Saved entries

┌──

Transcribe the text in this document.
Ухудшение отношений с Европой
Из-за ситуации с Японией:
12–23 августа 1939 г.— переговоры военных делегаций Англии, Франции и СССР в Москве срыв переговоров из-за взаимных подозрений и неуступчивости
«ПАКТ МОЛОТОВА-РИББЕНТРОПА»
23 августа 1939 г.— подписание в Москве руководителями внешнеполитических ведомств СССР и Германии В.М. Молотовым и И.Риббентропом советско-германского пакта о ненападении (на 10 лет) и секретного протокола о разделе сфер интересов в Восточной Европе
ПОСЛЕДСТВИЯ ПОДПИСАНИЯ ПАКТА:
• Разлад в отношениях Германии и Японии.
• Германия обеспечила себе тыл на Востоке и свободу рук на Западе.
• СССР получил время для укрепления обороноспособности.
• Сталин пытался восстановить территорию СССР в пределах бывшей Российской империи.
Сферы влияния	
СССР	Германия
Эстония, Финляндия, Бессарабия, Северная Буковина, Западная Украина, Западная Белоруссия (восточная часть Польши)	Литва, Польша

└──

- TASK OBJECTIVE
Each line above is to be repeated exactly.

- RESPONSE TO THE TASK
Transcribe the text in this document.
Ухудшение отношений с Европой
Из-за ситуации с Японией:
12–23 августа 1939 г.— переговоры военных делегаций Англии, Франции и СССР в Москве срыв переговоров из-за взаимных подозрений и неуступчивости
«ПАКТ МОЛОТОВА-РИББЕНТРОПА»
23 августа 1939 г.— подписание в Москве руководителями внешнеполитических ведомств СССР и Германии В.М. Молотовым и И.Риббентропом советско-германского пакта о ненападении (на 10 лет) и секретного протокола о разделе сфер интересов в Восточной Европе
ПОСЛЕДСТВИЯ ПОДПИСАНИЯ ПАКТА:
• Разлад в отношениях Германии и Японии.
• Германия обеспечила себе тыл на Востоке и свободу рук на Западе.
• СССР получил время для укрепления обороноспособности.
• Сталин пытался восстановить территорию СССР в пределах бывшей Российской империи.
Сферы влияния	
СССР	Германия
Эстония, Финляндия, Бессарабия, Северная Буковина, Западная Украина, Западная Белоруссия (восточная часть Польши)	Литва, Польша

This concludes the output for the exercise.